══ RECORDS FOR THE EXERCISE ══

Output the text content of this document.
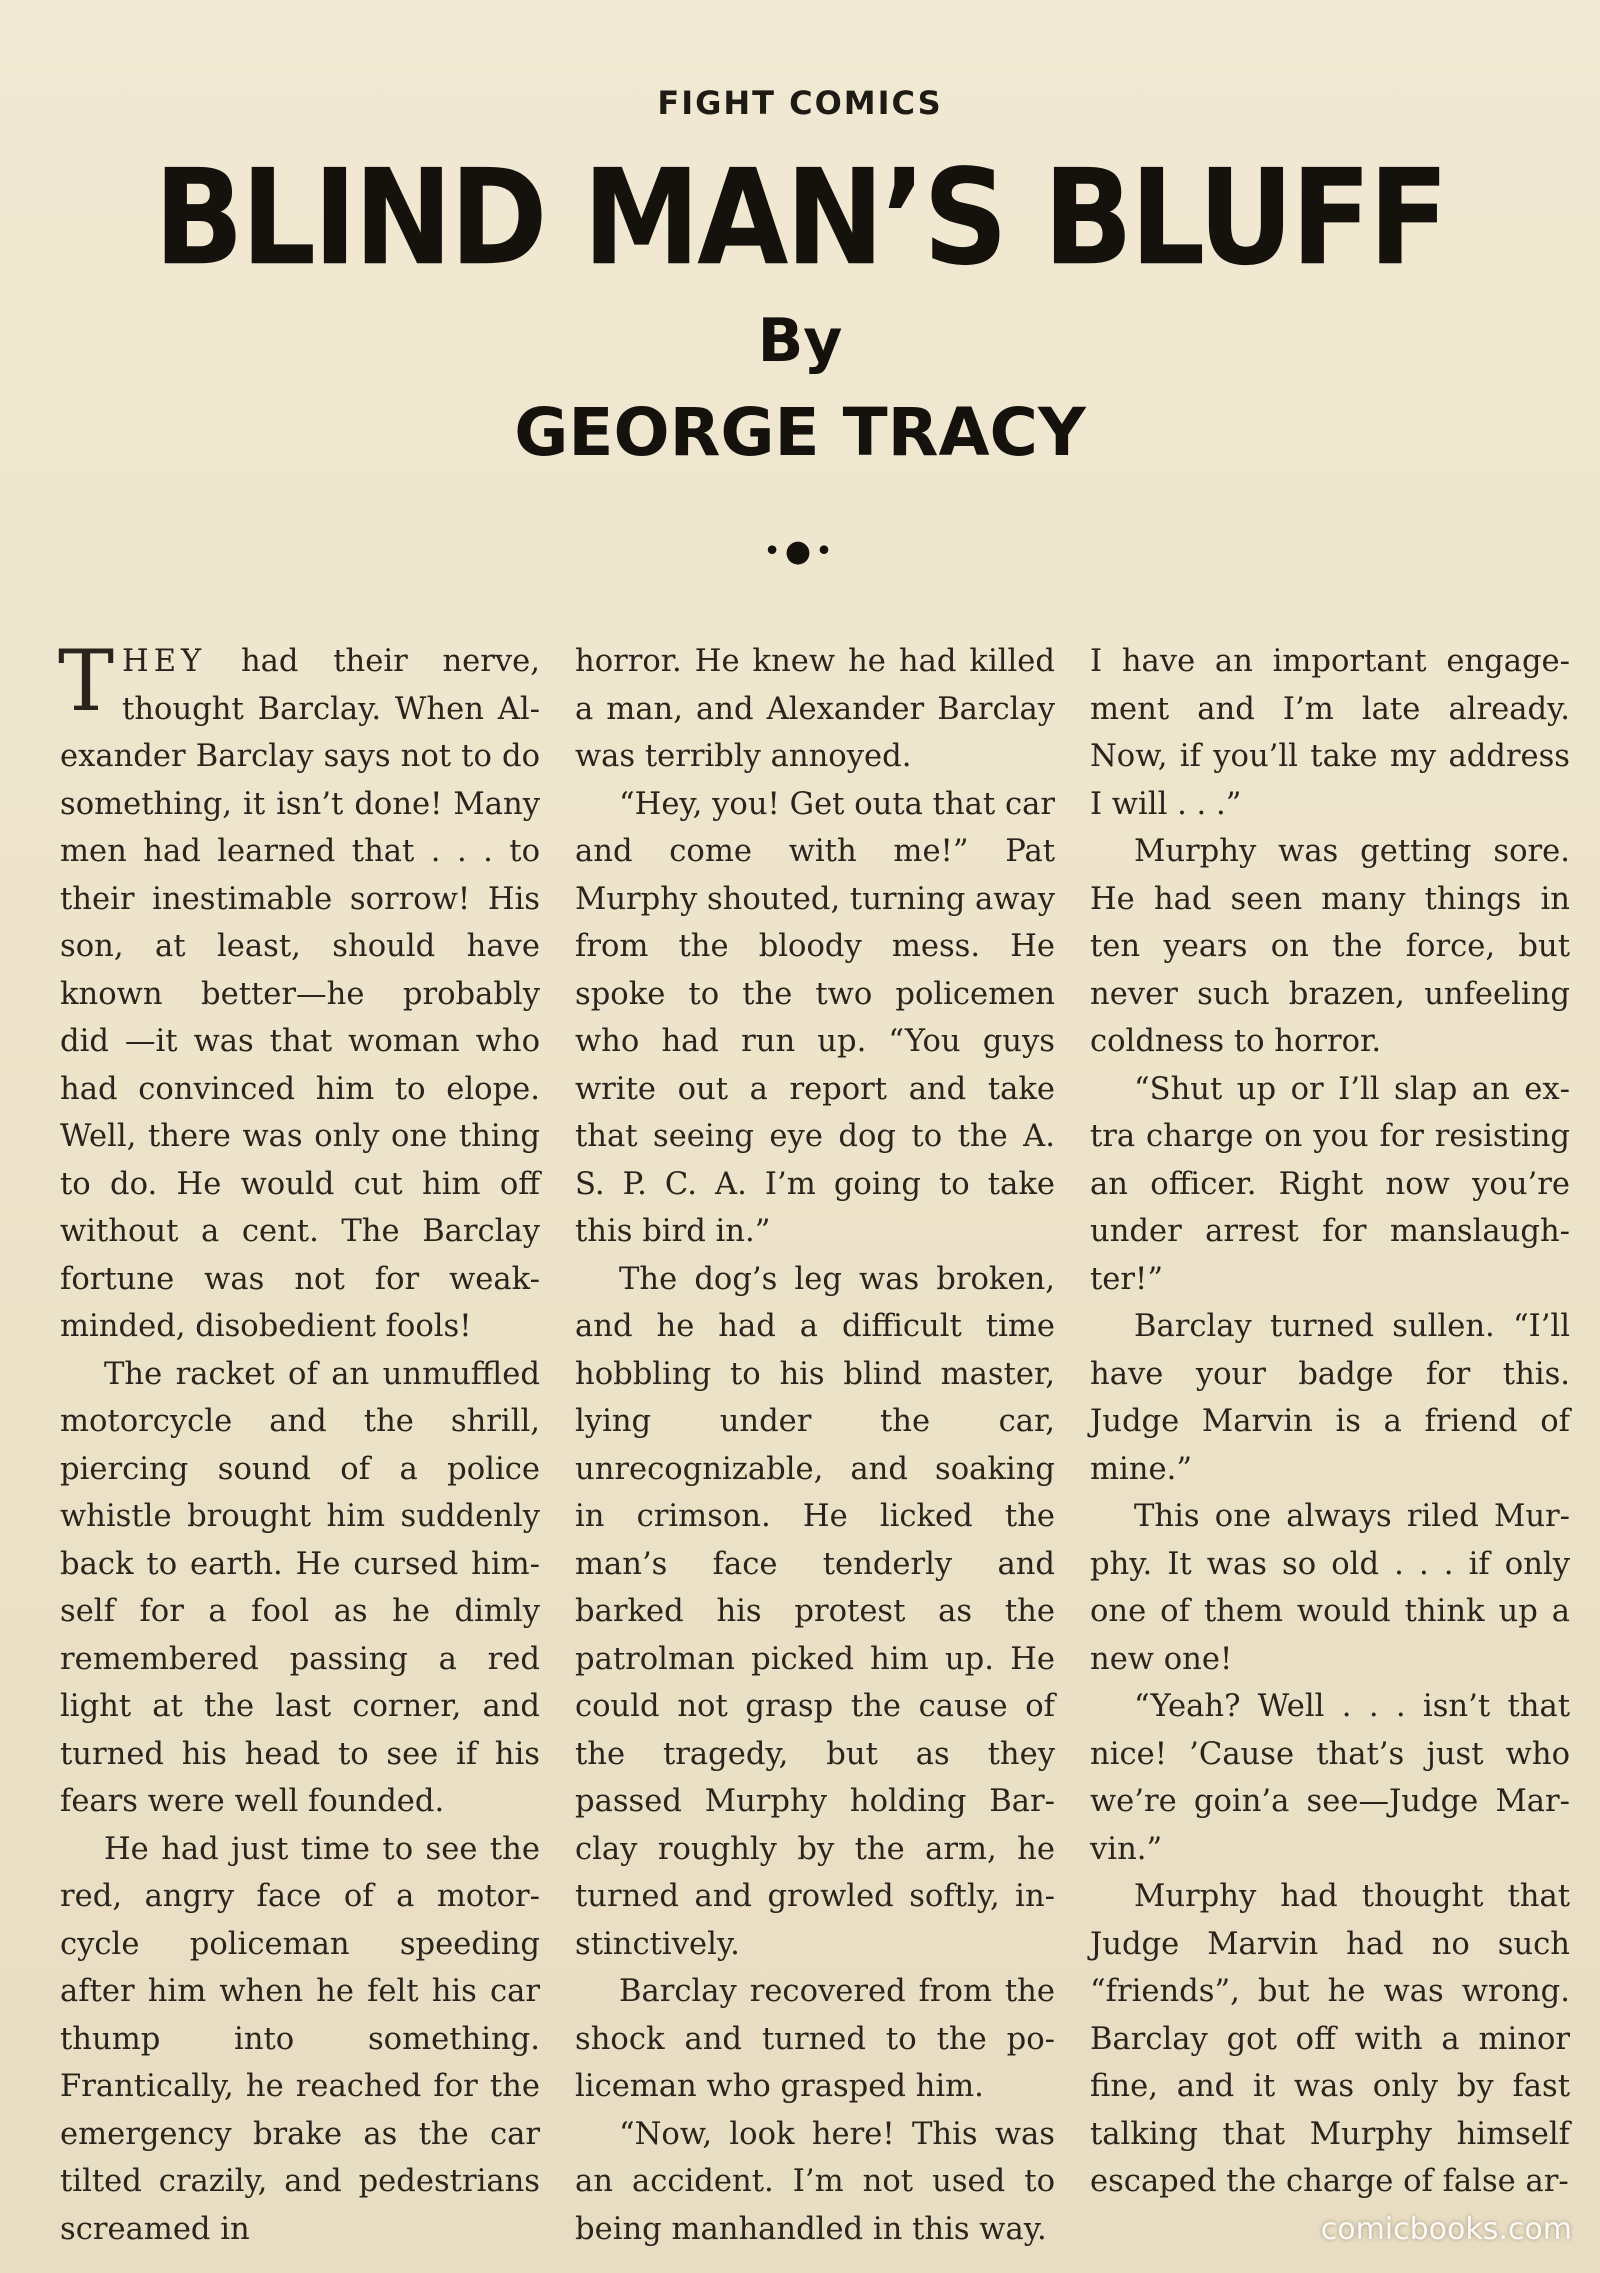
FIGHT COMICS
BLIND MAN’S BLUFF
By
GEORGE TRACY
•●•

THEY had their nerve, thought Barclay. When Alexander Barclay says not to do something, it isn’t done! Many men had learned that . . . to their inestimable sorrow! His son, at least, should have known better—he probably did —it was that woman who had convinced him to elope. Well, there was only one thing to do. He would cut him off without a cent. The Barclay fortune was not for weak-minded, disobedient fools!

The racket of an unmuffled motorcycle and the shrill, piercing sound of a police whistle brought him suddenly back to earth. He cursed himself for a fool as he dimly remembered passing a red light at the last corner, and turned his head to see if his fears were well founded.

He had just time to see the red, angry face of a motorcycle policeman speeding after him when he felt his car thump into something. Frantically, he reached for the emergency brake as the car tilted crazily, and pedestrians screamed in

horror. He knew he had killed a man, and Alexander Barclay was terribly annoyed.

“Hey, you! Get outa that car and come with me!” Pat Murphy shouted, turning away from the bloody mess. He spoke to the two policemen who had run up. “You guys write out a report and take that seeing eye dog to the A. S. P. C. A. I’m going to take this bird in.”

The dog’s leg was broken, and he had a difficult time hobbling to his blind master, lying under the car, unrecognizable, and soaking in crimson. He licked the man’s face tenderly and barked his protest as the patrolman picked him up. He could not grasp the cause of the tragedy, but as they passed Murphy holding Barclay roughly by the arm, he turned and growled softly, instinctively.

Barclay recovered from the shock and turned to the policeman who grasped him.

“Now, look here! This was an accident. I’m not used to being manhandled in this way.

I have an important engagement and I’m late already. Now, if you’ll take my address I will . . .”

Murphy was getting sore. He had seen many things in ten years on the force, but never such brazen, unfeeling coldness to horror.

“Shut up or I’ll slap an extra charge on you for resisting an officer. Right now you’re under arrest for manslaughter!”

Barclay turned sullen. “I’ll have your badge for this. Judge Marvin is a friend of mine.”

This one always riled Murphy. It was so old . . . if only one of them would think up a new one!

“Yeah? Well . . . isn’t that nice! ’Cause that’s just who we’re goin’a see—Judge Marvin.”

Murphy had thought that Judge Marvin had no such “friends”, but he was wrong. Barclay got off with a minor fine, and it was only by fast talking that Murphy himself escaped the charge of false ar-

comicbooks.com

═══

Copy each line above where the string "face" occurs.

▶ RESULT OF THIS EXERCISE
He had just time to see the red, angry face of a motorcycle policeman speeding after him when he felt his car thump into something. Frantically, he reached for the emergency brake as the car tilted crazily, and pedestrians screamed in
The dog’s leg was broken, and he had a difficult time hobbling to his blind master, lying under the car, unrecognizable, and soaking in crimson. He licked the man’s face tenderly and barked his protest as the patrolman picked him up. He could not grasp the cause of the tragedy, but as they passed Murphy holding Barclay roughly by the arm, he turned and growled softly, instinctively.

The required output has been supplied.